__Set exercise__: Search the data for the string "Numero" and gather each line it is in.

<<<<

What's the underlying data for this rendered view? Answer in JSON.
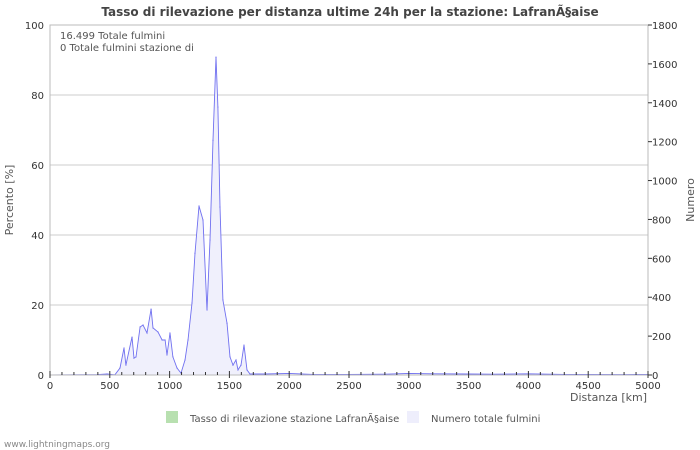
{
  "chart_data": {
    "type": "area",
    "title": "Tasso di rilevazione per distanza ultime 24h per la stazione: LafranÃ§aise",
    "xlabel": "Distanza   [km]",
    "ylabel_left": "Percento   [%]",
    "ylabel_right": "Numero",
    "xlim": [
      0,
      5000
    ],
    "ylim_left": [
      0,
      100
    ],
    "ylim_right": [
      0,
      1800
    ],
    "x_ticks": [
      0,
      500,
      1000,
      1500,
      2000,
      2500,
      3000,
      3500,
      4000,
      4500,
      5000
    ],
    "y_ticks_left": [
      0,
      20,
      40,
      60,
      80,
      100
    ],
    "y_ticks_right": [
      0,
      200,
      400,
      600,
      800,
      1000,
      1200,
      1400,
      1600,
      1800
    ],
    "grid": true,
    "annotations": [
      "16.499 Totale fulmini",
      "0 Totale fulmini stazione di"
    ],
    "legend": [
      {
        "label": "Tasso di rilevazione stazione LafranÃ§aise",
        "color": "#b8e0b0"
      },
      {
        "label": "Numero totale fulmini",
        "color": "#eeeefc"
      }
    ],
    "legend_placement": "bottom",
    "series": [
      {
        "name": "Numero totale fulmini",
        "axis": "right",
        "color": "#7070f0",
        "fill": "#f0f0fc",
        "x": [
          0,
          400,
          477,
          543,
          585,
          619,
          635,
          686,
          702,
          719,
          753,
          778,
          811,
          845,
          861,
          903,
          937,
          962,
          978,
          1003,
          1028,
          1062,
          1095,
          1129,
          1154,
          1187,
          1212,
          1246,
          1279,
          1313,
          1338,
          1363,
          1388,
          1404,
          1421,
          1446,
          1480,
          1505,
          1530,
          1555,
          1572,
          1597,
          1622,
          1647,
          1672,
          1800,
          2000,
          2200,
          2500,
          2800,
          3000,
          3200,
          3500,
          3700,
          4000,
          4300,
          4500,
          4800,
          5000
        ],
        "y": [
          0,
          2,
          5,
          1,
          36,
          139,
          51,
          195,
          87,
          93,
          247,
          257,
          216,
          339,
          242,
          221,
          180,
          180,
          103,
          216,
          93,
          36,
          10,
          77,
          180,
          370,
          627,
          869,
          797,
          334,
          694,
          1208,
          1635,
          1378,
          864,
          386,
          267,
          93,
          51,
          77,
          26,
          51,
          154,
          26,
          5,
          5,
          8,
          3,
          3,
          4,
          8,
          6,
          5,
          4,
          6,
          3,
          3,
          2,
          3
        ]
      },
      {
        "name": "Tasso di rilevazione stazione LafranÃ§aise",
        "axis": "left",
        "color": "#b8e0b0",
        "x": [],
        "y": []
      }
    ]
  },
  "footer": "www.lightningmaps.org"
}
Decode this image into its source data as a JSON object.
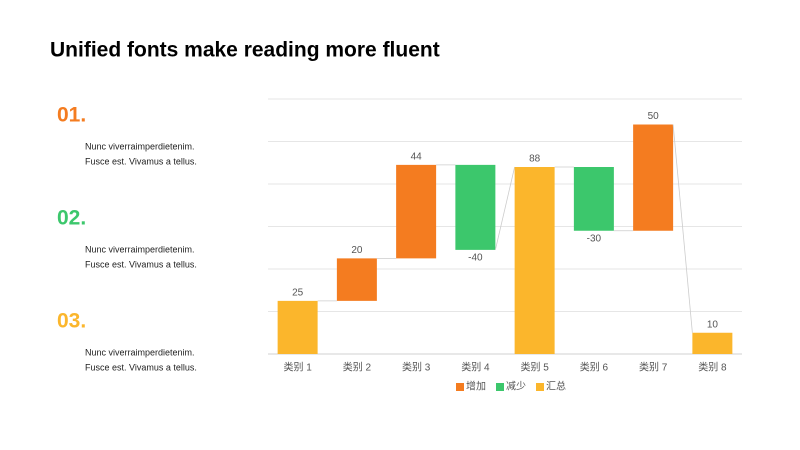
{
  "header": {
    "title": "Unified fonts make reading more fluent"
  },
  "items": [
    {
      "number": "01.",
      "color": "#f47c20",
      "lines": [
        "Nunc viverraimperdietenim.",
        "Fusce est. Vivamus a tellus."
      ]
    },
    {
      "number": "02.",
      "color": "#3cc76c",
      "lines": [
        "Nunc viverraimperdietenim.",
        "Fusce est. Vivamus a tellus."
      ]
    },
    {
      "number": "03.",
      "color": "#fbb62c",
      "lines": [
        "Nunc viverraimperdietenim.",
        "Fusce est. Vivamus a tellus."
      ]
    }
  ],
  "chart_data": {
    "type": "waterfall",
    "categories": [
      "类别 1",
      "类别 2",
      "类别 3",
      "类别 4",
      "类别 5",
      "类别 6",
      "类别 7",
      "类别 8"
    ],
    "series": [
      {
        "name": "增加",
        "color": "#f47c20",
        "values": [
          null,
          20,
          44,
          null,
          null,
          null,
          50,
          null
        ]
      },
      {
        "name": "减少",
        "color": "#3cc76c",
        "values": [
          null,
          null,
          null,
          -40,
          null,
          -30,
          null,
          null
        ]
      },
      {
        "name": "汇总",
        "color": "#fbb62c",
        "values": [
          25,
          null,
          null,
          null,
          88,
          null,
          null,
          10
        ],
        "total": true
      }
    ],
    "ylim": [
      0,
      120
    ],
    "yticks": [
      0,
      20,
      40,
      60,
      80,
      100,
      120
    ],
    "grid": true,
    "legend": "bottom"
  }
}
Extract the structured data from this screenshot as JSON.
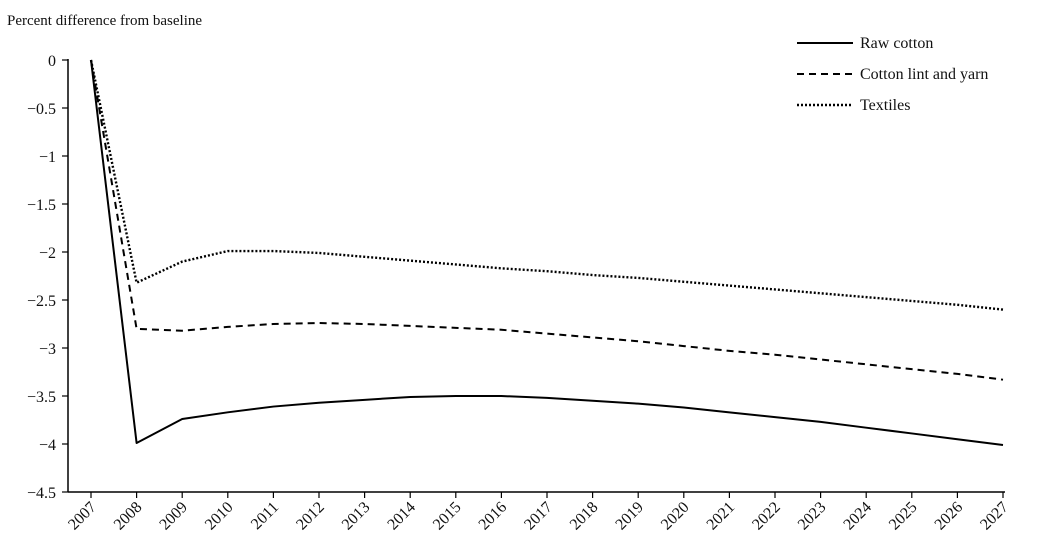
{
  "chart_data": {
    "type": "line",
    "title": "",
    "ylabel": "Percent difference from baseline",
    "xlabel": "",
    "x": [
      "2007",
      "2008",
      "2009",
      "2010",
      "2011",
      "2012",
      "2013",
      "2014",
      "2015",
      "2016",
      "2017",
      "2018",
      "2019",
      "2020",
      "2021",
      "2022",
      "2023",
      "2024",
      "2025",
      "2026",
      "2027"
    ],
    "ylim": [
      -4.5,
      0
    ],
    "yticks": [
      "0",
      "−0.5",
      "−1",
      "−1.5",
      "−2",
      "−2.5",
      "−3",
      "−3.5",
      "−4",
      "−4.5"
    ],
    "grid": false,
    "legend_position": "top-right",
    "series": [
      {
        "name": "Raw cotton",
        "style": "solid",
        "color": "#000000",
        "values": [
          0,
          -3.99,
          -3.74,
          -3.67,
          -3.61,
          -3.57,
          -3.54,
          -3.51,
          -3.5,
          -3.5,
          -3.52,
          -3.55,
          -3.58,
          -3.62,
          -3.67,
          -3.72,
          -3.77,
          -3.83,
          -3.89,
          -3.95,
          -4.01
        ]
      },
      {
        "name": "Cotton lint and yarn",
        "style": "dashed",
        "color": "#000000",
        "values": [
          0,
          -2.8,
          -2.82,
          -2.78,
          -2.75,
          -2.74,
          -2.75,
          -2.77,
          -2.79,
          -2.81,
          -2.85,
          -2.89,
          -2.93,
          -2.98,
          -3.03,
          -3.07,
          -3.12,
          -3.17,
          -3.22,
          -3.27,
          -3.33
        ]
      },
      {
        "name": "Textiles",
        "style": "dotted",
        "color": "#000000",
        "values": [
          0,
          -2.32,
          -2.1,
          -1.99,
          -1.99,
          -2.01,
          -2.05,
          -2.09,
          -2.13,
          -2.17,
          -2.2,
          -2.24,
          -2.27,
          -2.31,
          -2.35,
          -2.39,
          -2.43,
          -2.47,
          -2.51,
          -2.55,
          -2.6
        ]
      }
    ]
  }
}
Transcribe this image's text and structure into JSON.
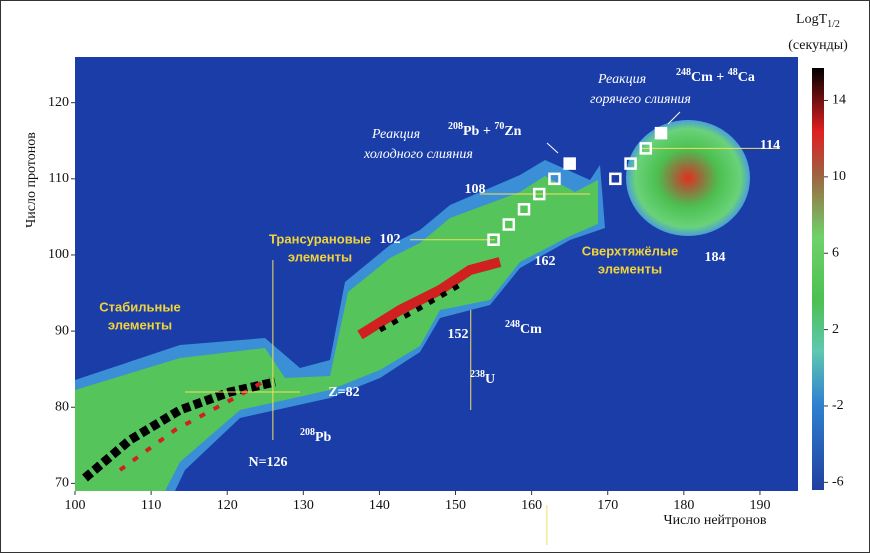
{
  "chart_data": {
    "type": "heatmap",
    "x_label": "Число нейтронов",
    "y_label": "Число протонов",
    "xlim": [
      100,
      195
    ],
    "ylim": [
      69,
      126
    ],
    "xticks": [
      100,
      110,
      120,
      130,
      140,
      150,
      160,
      170,
      180,
      190
    ],
    "yticks": [
      70,
      80,
      90,
      100,
      110,
      120
    ],
    "colorbar": {
      "title": "LogT",
      "title_sub": "1/2",
      "subtitle": "(секунды)",
      "lim": [
        -6.4,
        15.7
      ],
      "ticks": [
        -6,
        -2,
        2,
        6,
        10,
        14
      ]
    },
    "magic": [
      {
        "label": "Z=82",
        "axis": "y",
        "value": 82
      },
      {
        "label": "N=126",
        "axis": "x",
        "value": 126
      },
      {
        "label": "152",
        "axis": "x",
        "value": 152
      },
      {
        "label": "162",
        "axis": "x",
        "value": 162
      },
      {
        "label": "102",
        "axis": "y",
        "value": 102
      },
      {
        "label": "108",
        "axis": "y",
        "value": 108
      },
      {
        "label": "114",
        "axis": "y",
        "value": 114
      },
      {
        "label": "184",
        "axis": "x",
        "value": 184
      }
    ],
    "region_labels": [
      [
        "Стабильные",
        "элементы"
      ],
      [
        "Трансурановые",
        "элементы"
      ],
      [
        "Сверхтяжёлые",
        "элементы"
      ]
    ],
    "isotopes": [
      {
        "mass": "208",
        "symbol": "Pb"
      },
      {
        "mass": "238",
        "symbol": "U"
      },
      {
        "mass": "248",
        "symbol": "Cm"
      }
    ],
    "reactions": [
      {
        "lines": [
          "Реакция",
          "холодного слияния"
        ],
        "a_mass": "208",
        "a": "Pb + ",
        "b_mass": "70",
        "b": "Zn"
      },
      {
        "lines": [
          "Реакция",
          "горячего слияния"
        ],
        "a_mass": "248",
        "a": "Cm + ",
        "b_mass": "48",
        "b": "Ca"
      }
    ],
    "series": [
      {
        "name": "cold",
        "x": [
          155,
          157,
          159,
          161,
          163
        ],
        "values": [
          102,
          104,
          106,
          108,
          110
        ]
      },
      {
        "name": "hot",
        "x": [
          171,
          173,
          175
        ],
        "values": [
          110,
          112,
          114
        ]
      },
      {
        "name": "new",
        "x": [
          165,
          177
        ],
        "values": [
          112,
          116
        ]
      }
    ]
  }
}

>>>>

__Output__:
    "ylabel_right": "Numero",
        "label": "Numero totale fulmini",
        "name": "Numero totale fulmini",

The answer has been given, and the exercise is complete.